**TASK STATEMENT:** Count every line that has the word "content" in it; give no more than the number.

********

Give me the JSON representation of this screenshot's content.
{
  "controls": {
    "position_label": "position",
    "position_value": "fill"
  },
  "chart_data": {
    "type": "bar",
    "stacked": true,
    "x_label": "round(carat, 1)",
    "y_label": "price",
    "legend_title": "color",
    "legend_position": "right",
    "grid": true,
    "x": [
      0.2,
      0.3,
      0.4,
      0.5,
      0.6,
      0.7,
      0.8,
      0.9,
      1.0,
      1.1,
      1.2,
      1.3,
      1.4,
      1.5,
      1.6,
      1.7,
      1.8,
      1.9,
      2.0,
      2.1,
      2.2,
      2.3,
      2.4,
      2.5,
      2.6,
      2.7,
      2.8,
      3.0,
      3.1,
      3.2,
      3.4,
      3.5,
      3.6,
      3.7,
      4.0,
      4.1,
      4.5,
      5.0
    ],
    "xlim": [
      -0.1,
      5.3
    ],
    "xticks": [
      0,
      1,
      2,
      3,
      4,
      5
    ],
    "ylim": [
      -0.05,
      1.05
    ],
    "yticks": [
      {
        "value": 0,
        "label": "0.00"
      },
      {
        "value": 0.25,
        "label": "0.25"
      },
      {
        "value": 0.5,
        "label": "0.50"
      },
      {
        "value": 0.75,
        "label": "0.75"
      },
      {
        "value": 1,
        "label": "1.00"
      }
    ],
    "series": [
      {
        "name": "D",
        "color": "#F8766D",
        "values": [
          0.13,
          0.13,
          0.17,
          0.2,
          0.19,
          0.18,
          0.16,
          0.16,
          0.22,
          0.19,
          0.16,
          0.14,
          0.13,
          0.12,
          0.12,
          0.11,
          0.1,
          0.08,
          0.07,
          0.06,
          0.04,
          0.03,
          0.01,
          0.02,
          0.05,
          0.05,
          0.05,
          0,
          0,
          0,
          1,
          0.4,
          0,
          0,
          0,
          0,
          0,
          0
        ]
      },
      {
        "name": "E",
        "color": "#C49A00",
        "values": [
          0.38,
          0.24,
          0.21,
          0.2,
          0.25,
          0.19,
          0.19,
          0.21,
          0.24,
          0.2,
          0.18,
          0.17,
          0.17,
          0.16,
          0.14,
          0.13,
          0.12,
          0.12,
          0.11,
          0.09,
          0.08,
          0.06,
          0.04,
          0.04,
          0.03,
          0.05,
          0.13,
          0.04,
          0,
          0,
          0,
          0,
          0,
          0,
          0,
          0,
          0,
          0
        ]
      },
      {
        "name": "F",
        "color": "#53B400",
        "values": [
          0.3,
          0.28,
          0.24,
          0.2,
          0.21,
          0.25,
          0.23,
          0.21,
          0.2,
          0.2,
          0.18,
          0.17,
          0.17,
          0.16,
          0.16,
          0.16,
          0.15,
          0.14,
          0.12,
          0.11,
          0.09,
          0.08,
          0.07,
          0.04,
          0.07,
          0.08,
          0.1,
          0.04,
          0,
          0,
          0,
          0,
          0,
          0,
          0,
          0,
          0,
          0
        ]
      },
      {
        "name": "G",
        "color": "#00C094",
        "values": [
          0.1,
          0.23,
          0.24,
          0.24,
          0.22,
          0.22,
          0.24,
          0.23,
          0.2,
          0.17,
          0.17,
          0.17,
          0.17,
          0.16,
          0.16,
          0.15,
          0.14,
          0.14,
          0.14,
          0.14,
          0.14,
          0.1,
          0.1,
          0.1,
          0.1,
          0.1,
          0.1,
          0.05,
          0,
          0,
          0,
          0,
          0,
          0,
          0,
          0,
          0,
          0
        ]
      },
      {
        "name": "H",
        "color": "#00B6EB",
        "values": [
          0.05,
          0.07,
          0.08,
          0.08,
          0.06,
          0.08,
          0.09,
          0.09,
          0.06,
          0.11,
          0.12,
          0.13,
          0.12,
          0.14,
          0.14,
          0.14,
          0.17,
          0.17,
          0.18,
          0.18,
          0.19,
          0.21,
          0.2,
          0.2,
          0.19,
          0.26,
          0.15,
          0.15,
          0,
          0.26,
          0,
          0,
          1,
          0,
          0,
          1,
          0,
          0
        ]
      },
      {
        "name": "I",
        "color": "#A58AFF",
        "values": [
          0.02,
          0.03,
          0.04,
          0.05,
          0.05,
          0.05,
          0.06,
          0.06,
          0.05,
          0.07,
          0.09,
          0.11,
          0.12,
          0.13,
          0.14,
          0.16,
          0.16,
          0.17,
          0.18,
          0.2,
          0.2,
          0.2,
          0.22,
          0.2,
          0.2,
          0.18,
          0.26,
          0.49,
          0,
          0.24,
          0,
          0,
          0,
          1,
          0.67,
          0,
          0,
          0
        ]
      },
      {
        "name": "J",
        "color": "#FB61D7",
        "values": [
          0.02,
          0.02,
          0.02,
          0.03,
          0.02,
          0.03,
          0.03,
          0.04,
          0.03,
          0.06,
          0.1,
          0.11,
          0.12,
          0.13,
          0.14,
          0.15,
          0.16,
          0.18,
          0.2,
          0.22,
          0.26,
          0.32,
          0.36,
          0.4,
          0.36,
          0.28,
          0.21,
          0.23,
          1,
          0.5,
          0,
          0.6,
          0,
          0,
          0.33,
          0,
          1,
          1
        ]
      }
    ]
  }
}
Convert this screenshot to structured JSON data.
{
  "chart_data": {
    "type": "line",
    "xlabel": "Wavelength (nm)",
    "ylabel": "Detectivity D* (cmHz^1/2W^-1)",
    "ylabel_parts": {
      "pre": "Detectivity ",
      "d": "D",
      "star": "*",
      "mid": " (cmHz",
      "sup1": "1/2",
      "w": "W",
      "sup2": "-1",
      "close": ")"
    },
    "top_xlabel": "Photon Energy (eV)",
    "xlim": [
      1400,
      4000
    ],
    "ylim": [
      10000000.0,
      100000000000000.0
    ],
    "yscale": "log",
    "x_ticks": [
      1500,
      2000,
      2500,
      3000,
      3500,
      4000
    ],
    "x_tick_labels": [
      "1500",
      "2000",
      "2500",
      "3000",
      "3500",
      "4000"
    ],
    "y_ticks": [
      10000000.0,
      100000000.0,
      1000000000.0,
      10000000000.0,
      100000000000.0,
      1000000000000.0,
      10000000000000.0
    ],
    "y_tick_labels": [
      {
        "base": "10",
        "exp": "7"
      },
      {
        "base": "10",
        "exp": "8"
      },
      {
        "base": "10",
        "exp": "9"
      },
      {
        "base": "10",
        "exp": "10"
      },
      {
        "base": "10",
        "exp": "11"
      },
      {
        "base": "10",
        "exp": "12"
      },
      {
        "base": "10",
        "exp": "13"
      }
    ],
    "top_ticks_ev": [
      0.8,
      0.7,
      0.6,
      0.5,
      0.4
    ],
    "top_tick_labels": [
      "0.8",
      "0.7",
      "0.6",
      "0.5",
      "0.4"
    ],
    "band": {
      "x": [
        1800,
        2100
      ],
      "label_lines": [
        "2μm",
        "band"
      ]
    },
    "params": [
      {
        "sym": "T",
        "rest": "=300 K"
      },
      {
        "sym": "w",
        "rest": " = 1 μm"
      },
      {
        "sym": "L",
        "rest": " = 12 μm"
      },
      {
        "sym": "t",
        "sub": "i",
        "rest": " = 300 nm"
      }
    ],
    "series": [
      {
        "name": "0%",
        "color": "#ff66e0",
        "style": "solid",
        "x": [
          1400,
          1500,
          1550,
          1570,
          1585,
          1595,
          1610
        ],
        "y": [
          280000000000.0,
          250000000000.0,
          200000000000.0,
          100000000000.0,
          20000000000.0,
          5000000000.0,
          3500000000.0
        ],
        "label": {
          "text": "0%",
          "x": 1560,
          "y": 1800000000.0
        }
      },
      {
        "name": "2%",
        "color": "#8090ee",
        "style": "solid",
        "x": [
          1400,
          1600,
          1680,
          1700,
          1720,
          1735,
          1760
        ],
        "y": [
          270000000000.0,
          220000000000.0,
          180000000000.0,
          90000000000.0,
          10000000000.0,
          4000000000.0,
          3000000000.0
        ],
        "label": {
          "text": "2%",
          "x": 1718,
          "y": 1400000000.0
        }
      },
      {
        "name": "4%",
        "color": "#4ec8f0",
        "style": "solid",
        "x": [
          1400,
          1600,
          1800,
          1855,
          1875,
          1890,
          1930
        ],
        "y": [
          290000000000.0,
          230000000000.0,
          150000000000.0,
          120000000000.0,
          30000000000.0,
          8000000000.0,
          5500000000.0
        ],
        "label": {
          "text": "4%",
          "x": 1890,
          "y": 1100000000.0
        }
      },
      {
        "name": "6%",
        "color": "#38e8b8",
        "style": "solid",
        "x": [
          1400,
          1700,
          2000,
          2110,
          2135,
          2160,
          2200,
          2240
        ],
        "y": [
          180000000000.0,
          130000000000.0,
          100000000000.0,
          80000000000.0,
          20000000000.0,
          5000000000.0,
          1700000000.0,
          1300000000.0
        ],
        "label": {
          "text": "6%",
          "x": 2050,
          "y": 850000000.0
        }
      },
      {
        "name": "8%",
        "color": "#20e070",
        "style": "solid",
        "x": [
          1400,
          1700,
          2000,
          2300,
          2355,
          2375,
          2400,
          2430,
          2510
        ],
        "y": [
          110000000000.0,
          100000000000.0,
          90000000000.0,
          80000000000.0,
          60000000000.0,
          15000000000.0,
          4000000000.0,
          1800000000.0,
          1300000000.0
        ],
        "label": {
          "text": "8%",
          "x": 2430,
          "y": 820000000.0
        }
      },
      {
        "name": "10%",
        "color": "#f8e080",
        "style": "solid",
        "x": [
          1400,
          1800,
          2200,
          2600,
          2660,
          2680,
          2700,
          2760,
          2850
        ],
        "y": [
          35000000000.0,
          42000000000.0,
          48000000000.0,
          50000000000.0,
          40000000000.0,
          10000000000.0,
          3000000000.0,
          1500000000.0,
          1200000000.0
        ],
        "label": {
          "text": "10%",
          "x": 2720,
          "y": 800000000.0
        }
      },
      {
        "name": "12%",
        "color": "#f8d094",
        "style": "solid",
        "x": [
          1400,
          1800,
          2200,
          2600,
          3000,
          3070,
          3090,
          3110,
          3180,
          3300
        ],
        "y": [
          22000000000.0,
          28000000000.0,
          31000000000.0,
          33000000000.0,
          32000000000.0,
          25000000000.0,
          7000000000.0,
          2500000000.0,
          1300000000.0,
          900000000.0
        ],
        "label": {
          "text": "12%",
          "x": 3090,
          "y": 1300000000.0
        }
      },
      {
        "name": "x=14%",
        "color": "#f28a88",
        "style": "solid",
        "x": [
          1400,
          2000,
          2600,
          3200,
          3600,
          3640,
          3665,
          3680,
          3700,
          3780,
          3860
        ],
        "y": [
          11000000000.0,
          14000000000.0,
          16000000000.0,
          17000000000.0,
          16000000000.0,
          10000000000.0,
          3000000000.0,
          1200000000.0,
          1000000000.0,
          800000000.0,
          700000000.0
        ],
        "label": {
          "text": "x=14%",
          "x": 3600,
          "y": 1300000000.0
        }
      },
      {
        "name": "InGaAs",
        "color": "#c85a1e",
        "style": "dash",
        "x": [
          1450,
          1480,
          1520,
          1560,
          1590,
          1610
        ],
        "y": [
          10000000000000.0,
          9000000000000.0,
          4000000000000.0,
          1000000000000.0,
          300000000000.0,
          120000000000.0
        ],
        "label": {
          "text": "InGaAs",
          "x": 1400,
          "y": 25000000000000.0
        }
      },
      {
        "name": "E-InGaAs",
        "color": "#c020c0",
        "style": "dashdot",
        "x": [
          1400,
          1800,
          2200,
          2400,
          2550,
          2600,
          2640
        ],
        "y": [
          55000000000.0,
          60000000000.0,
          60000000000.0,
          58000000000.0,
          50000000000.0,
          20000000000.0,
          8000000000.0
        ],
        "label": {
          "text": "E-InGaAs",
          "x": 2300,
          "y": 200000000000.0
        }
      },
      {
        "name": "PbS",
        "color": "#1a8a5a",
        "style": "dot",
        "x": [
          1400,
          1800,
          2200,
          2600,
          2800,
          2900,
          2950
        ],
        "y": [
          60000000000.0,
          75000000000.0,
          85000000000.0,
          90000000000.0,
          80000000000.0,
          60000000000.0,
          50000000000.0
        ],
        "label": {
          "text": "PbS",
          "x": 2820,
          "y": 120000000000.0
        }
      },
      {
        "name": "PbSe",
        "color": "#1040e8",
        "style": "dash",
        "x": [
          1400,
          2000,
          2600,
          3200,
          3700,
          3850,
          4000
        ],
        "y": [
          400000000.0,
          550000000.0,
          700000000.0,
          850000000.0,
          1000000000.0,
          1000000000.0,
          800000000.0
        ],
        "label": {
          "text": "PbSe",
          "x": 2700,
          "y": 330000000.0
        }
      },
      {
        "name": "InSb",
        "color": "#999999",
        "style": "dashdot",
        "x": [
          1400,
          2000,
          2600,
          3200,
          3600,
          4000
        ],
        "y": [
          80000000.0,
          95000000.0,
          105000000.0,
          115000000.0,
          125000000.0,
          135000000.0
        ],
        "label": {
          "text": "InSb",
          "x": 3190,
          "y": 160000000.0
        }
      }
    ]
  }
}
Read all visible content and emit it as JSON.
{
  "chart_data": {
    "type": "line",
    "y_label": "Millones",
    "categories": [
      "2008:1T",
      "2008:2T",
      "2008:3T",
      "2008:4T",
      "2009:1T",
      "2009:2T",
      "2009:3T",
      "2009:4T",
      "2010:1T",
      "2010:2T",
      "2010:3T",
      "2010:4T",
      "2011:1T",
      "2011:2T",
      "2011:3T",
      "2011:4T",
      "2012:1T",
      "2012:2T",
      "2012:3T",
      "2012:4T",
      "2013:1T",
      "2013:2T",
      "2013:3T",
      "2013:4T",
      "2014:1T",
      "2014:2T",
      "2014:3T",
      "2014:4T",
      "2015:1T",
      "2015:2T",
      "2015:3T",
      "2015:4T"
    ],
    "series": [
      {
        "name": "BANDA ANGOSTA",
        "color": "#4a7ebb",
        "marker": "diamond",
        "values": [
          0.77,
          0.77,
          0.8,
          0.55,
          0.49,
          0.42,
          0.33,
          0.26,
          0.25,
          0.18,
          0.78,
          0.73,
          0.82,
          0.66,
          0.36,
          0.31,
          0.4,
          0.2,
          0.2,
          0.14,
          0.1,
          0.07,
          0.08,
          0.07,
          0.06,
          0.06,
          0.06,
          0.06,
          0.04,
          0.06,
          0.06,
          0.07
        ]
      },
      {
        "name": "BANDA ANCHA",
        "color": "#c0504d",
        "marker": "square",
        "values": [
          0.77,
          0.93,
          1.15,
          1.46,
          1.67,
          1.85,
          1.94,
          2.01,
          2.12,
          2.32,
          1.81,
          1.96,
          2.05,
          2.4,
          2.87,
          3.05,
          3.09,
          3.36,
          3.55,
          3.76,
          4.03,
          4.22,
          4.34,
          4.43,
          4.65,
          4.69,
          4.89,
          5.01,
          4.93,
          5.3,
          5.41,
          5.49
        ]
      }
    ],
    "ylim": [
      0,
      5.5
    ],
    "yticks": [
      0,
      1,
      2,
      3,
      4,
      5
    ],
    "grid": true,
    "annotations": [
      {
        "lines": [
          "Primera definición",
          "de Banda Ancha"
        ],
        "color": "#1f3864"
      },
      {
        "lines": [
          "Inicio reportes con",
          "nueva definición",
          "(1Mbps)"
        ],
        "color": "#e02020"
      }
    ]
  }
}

********

**SOLUTION TO THE PROBLEM:** 2